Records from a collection
- - - - -

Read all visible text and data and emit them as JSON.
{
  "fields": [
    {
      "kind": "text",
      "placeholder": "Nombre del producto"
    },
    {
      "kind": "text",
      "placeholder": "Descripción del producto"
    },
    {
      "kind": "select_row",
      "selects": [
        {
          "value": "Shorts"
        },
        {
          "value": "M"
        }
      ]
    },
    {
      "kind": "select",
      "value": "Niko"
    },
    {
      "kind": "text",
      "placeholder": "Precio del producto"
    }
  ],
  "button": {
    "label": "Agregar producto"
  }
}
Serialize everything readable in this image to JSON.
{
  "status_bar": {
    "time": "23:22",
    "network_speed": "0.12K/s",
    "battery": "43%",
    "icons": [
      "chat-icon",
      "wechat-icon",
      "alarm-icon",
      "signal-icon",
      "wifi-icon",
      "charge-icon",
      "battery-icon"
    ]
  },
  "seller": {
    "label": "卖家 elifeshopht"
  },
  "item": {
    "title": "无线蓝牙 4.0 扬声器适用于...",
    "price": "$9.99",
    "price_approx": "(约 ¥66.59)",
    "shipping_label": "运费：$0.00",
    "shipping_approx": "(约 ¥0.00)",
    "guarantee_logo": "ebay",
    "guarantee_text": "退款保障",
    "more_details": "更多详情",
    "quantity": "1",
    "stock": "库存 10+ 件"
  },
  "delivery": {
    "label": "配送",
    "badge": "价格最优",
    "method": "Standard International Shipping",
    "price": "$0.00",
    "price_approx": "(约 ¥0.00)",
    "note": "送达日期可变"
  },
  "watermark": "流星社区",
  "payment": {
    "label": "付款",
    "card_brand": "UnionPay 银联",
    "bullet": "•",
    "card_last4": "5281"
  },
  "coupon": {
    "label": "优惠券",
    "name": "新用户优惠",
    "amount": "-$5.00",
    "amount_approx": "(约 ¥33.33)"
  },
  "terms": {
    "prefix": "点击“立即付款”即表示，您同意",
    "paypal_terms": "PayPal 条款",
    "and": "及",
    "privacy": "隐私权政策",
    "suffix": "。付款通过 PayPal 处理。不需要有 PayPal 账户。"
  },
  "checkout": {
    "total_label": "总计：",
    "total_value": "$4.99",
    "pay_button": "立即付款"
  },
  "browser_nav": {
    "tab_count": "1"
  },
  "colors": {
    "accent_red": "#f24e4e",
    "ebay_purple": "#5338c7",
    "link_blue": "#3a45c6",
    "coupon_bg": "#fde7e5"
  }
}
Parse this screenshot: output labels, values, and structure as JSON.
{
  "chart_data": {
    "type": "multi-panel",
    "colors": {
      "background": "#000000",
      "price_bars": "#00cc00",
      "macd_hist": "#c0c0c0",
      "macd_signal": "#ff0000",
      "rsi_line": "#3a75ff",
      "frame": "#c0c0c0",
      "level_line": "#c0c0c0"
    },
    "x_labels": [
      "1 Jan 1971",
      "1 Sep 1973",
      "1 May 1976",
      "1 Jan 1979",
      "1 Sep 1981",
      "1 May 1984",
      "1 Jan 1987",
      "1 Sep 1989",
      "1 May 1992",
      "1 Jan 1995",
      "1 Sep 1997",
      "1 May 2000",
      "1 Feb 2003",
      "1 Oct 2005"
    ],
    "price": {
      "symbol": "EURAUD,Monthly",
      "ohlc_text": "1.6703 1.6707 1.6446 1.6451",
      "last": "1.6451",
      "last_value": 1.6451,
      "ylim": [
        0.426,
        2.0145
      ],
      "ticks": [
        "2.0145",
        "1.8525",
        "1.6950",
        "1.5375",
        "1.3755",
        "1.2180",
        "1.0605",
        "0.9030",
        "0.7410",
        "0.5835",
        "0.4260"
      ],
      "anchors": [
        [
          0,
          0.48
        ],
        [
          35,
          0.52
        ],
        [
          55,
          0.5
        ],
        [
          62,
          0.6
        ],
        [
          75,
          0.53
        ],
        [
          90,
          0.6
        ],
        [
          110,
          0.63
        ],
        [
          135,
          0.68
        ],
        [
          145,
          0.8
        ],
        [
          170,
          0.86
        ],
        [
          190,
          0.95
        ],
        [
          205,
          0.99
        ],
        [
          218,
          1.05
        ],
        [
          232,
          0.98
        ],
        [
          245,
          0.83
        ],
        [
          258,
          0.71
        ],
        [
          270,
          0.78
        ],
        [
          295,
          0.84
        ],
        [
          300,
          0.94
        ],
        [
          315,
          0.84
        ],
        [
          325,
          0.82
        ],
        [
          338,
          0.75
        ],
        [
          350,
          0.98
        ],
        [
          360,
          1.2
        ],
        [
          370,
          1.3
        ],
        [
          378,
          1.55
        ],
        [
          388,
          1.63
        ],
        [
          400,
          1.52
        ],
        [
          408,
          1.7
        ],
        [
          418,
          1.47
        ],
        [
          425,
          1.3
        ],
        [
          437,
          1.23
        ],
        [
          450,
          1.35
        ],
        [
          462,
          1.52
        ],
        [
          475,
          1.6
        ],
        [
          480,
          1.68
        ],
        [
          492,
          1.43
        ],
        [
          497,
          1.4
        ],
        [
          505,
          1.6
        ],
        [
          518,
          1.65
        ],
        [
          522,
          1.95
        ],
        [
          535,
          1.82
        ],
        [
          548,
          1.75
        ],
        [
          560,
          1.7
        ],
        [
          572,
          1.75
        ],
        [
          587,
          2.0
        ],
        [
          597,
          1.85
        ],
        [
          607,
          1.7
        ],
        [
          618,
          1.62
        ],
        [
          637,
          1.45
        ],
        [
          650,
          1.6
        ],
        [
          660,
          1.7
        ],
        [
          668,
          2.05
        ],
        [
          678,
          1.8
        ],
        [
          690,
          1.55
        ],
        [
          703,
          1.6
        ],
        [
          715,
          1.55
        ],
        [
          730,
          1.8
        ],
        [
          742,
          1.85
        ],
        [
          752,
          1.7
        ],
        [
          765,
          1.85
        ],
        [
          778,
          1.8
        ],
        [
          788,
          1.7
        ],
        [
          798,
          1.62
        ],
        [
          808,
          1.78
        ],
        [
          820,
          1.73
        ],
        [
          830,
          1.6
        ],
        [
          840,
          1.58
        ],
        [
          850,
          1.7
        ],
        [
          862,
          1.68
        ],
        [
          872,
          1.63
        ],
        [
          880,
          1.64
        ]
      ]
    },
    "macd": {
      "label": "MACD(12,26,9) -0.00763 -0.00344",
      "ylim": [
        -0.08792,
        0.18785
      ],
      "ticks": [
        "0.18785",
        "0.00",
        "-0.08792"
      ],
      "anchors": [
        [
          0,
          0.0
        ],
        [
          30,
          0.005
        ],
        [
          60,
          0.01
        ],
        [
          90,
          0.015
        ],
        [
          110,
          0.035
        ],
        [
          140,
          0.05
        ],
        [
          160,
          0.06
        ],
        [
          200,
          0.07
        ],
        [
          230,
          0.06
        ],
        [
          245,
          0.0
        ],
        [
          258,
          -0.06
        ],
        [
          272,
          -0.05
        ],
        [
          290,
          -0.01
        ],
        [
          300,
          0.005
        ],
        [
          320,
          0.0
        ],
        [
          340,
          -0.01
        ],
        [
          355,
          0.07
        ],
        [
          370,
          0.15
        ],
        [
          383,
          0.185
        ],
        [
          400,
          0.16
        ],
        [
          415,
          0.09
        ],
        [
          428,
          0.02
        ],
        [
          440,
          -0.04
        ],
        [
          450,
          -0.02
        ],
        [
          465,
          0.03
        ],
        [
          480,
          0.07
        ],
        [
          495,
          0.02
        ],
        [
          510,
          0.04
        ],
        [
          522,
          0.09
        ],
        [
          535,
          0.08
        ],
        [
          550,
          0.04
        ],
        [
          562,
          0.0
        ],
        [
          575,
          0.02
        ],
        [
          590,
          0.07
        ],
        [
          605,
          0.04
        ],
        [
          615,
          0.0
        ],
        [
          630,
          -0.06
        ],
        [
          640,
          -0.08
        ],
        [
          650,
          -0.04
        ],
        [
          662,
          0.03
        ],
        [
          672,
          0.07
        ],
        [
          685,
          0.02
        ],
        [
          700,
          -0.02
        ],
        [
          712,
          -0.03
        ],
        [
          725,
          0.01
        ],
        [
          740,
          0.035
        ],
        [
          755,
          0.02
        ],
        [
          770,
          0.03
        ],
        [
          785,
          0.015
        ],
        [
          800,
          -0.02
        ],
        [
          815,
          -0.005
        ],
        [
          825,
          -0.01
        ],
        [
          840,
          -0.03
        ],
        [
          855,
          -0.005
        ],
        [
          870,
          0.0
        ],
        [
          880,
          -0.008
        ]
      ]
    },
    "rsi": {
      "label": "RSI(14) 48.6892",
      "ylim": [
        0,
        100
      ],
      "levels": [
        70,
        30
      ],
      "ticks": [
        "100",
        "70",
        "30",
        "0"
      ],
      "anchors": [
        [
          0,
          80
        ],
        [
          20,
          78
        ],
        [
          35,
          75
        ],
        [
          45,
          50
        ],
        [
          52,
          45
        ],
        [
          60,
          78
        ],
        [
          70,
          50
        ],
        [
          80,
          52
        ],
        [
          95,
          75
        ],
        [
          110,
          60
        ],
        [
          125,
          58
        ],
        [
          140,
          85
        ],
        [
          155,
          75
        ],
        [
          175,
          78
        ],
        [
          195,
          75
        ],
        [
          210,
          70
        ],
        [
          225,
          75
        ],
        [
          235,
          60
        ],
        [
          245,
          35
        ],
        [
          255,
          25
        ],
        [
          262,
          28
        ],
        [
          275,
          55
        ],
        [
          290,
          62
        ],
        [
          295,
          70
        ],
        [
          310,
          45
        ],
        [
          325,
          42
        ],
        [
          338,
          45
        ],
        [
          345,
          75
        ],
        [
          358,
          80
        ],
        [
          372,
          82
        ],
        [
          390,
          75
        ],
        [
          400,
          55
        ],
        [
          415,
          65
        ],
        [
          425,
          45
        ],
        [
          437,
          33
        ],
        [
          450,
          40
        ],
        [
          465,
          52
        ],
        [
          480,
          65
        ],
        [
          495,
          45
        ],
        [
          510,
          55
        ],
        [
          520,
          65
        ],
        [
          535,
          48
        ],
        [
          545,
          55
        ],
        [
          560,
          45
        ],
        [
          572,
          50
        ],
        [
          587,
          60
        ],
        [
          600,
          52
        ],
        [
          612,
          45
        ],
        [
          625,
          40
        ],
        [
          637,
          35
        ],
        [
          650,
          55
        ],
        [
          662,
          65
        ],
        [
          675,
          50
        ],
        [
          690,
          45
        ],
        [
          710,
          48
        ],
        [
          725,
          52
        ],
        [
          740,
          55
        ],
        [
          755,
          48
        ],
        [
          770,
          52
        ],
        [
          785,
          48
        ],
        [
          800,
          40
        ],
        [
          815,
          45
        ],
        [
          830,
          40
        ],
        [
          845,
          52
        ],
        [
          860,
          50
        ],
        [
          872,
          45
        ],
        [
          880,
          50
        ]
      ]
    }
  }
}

- - - - -

__Your goal__.
Count how many lines in the data contain the word "JSON", giving the number without comment.

__Solution below__.
3